# Problem requirements:
Extract the full set of records that follows, word for word.
____ Extracted data
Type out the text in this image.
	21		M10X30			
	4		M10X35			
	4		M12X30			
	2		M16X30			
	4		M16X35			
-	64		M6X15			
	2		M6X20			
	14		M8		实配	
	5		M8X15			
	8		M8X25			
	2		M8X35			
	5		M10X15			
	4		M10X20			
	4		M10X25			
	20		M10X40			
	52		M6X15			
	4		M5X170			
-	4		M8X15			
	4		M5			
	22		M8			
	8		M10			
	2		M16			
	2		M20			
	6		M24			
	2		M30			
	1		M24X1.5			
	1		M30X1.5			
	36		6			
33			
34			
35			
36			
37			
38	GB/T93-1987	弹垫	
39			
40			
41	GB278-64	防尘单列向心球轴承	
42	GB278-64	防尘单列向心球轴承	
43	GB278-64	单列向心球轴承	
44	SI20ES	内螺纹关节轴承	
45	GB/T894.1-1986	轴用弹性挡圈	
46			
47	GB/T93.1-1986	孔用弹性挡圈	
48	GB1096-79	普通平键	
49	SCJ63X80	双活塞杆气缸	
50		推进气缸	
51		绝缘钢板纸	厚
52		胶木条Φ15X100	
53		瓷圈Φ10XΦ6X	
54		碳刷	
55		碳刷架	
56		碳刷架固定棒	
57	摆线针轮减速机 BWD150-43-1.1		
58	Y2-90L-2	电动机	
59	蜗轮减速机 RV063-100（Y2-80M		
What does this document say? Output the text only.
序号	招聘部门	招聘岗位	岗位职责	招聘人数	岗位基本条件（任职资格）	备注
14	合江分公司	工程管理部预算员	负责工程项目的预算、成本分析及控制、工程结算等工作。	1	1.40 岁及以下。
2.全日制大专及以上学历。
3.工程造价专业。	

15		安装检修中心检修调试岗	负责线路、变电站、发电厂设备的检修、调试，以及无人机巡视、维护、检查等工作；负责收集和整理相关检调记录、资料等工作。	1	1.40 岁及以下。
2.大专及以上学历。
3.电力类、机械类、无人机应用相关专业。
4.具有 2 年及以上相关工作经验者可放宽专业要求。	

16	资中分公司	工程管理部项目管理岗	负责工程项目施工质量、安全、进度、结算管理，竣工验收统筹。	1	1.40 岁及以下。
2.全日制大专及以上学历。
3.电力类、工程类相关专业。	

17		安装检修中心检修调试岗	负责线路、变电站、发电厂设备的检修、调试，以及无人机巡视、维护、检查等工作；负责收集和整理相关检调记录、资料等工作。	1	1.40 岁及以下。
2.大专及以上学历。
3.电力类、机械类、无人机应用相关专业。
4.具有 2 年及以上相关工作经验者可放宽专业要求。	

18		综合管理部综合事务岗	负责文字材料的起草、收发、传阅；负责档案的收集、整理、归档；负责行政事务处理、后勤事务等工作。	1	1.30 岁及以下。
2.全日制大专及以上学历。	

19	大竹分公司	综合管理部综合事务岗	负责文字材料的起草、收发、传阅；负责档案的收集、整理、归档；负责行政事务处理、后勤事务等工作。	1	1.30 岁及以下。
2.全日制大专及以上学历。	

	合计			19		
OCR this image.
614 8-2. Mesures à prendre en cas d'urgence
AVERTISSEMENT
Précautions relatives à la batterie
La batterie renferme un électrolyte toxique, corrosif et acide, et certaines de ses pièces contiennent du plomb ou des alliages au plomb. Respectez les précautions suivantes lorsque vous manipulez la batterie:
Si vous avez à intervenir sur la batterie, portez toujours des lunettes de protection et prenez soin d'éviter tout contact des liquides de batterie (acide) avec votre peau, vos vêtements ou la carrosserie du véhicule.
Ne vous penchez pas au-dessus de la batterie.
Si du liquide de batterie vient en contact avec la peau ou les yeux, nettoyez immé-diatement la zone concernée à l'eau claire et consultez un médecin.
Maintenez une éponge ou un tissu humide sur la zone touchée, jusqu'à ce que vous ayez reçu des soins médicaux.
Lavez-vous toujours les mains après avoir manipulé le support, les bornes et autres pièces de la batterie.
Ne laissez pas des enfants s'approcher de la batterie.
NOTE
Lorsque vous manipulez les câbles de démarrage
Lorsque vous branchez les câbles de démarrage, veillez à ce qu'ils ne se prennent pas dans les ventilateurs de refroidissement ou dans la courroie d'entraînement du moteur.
________
# Exercise output:
Type out the text in this image.
	21		M10X30			
	4		M10X35			
	4		M12X30			
	2		M16X30			
	4		M16X35			
-	64		M6X15			
	2		M6X20			
	14		M8		实配	
	5		M8X15			
	8		M8X25			
	2		M8X35			
	5		M10X15			
	4		M10X20			
	4		M10X25			
	20		M10X40			
	52		M6X15			
	4		M5X170			
-	4		M8X15			
	4		M5			
	22		M8			
	8		M10			
	2		M16			
	2		M20			
	6		M24			
	2		M30			
	1		M24X1.5			
	1		M30X1.5			
	36		6			
33			
34			
35			
36			
37			
38	GB/T93-1987	弹垫	
39			
40			
41	GB278-64	防尘单列向心球轴承	
42	GB278-64	防尘单列向心球轴承	
43	GB278-64	单列向心球轴承	
44	SI20ES	内螺纹关节轴承	
45	GB/T894.1-1986	轴用弹性挡圈	
46			
47	GB/T93.1-1986	孔用弹性挡圈	
48	GB1096-79	普通平键	
49	SCJ63X80	双活塞杆气缸	
50		推进气缸	
51		绝缘钢板纸	厚
52		胶木条Φ15X100	
53		瓷圈Φ10XΦ6X	
54		碳刷	
55		碳刷架	
56		碳刷架固定棒	
57	摆线针轮减速机 BWD150-43-1.1		
58	Y2-90L-2	电动机	
59	蜗轮减速机 RV063-100（Y2-80M		
What does this document say? Output the text only.
序号	招聘部门	招聘岗位	岗位职责	招聘人数	岗位基本条件（任职资格）	备注
14	合江分公司	工程管理部预算员	负责工程项目的预算、成本分析及控制、工程结算等工作。	1	1.40 岁及以下。
2.全日制大专及以上学历。
3.工程造价专业。	

15		安装检修中心检修调试岗	负责线路、变电站、发电厂设备的检修、调试，以及无人机巡视、维护、检查等工作；负责收集和整理相关检调记录、资料等工作。	1	1.40 岁及以下。
2.大专及以上学历。
3.电力类、机械类、无人机应用相关专业。
4.具有 2 年及以上相关工作经验者可放宽专业要求。	

16	资中分公司	工程管理部项目管理岗	负责工程项目施工质量、安全、进度、结算管理，竣工验收统筹。	1	1.40 岁及以下。
2.全日制大专及以上学历。
3.电力类、工程类相关专业。	

17		安装检修中心检修调试岗	负责线路、变电站、发电厂设备的检修、调试，以及无人机巡视、维护、检查等工作；负责收集和整理相关检调记录、资料等工作。	1	1.40 岁及以下。
2.大专及以上学历。
3.电力类、机械类、无人机应用相关专业。
4.具有 2 年及以上相关工作经验者可放宽专业要求。	

18		综合管理部综合事务岗	负责文字材料的起草、收发、传阅；负责档案的收集、整理、归档；负责行政事务处理、后勤事务等工作。	1	1.30 岁及以下。
2.全日制大专及以上学历。	

19	大竹分公司	综合管理部综合事务岗	负责文字材料的起草、收发、传阅；负责档案的收集、整理、归档；负责行政事务处理、后勤事务等工作。	1	1.30 岁及以下。
2.全日制大专及以上学历。	

	合计			19		
OCR this image.
614 8-2. Mesures à prendre en cas d'urgence
AVERTISSEMENT
Précautions relatives à la batterie
La batterie renferme un électrolyte toxique, corrosif et acide, et certaines de ses pièces contiennent du plomb ou des alliages au plomb. Respectez les précautions suivantes lorsque vous manipulez la batterie:
Si vous avez à intervenir sur la batterie, portez toujours des lunettes de protection et prenez soin d'éviter tout contact des liquides de batterie (acide) avec votre peau, vos vêtements ou la carrosserie du véhicule.
Ne vous penchez pas au-dessus de la batterie.
Si du liquide de batterie vient en contact avec la peau ou les yeux, nettoyez immé-diatement la zone concernée à l'eau claire et consultez un médecin.
Maintenez une éponge ou un tissu humide sur la zone touchée, jusqu'à ce que vous ayez reçu des soins médicaux.
Lavez-vous toujours les mains après avoir manipulé le support, les bornes et autres pièces de la batterie.
Ne laissez pas des enfants s'approcher de la batterie.
NOTE
Lorsque vous manipulez les câbles de démarrage
Lorsque vous branchez les câbles de démarrage, veillez à ce qu'ils ne se prennent pas dans les ventilateurs de refroidissement ou dans la courroie d'entraînement du moteur.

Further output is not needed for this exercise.